### DIRECTIONS
Output every entry exactly as written.

----------

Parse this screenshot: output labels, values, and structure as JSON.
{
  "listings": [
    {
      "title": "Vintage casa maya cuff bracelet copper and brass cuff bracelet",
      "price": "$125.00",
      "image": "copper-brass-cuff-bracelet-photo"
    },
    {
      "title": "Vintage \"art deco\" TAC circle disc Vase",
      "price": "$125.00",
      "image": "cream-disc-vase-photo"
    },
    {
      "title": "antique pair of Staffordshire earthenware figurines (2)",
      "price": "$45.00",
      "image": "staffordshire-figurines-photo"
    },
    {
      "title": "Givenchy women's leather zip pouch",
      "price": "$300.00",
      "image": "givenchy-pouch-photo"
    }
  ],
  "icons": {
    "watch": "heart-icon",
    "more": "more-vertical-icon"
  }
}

----------

### FINISHED ANSWER
Parse this screenshot: output labels, values, and structure as JSON.
{
  "listings": [
    {
      "title": "Vintage casa maya cuff bracelet copper and brass cuff bracelet",
      "price": "$125.00",
      "image": "copper-brass-cuff-bracelet-photo"
    },
    {
      "title": "Vintage \"art deco\" TAC circle disc Vase",
      "price": "$125.00",
      "image": "cream-disc-vase-photo"
    },
    {
      "title": "antique pair of Staffordshire earthenware figurines (2)",
      "price": "$45.00",
      "image": "staffordshire-figurines-photo"
    },
    {
      "title": "Givenchy women's leather zip pouch",
      "price": "$300.00",
      "image": "givenchy-pouch-photo"
    }
  ],
  "icons": {
    "watch": "heart-icon",
    "more": "more-vertical-icon"
  }
}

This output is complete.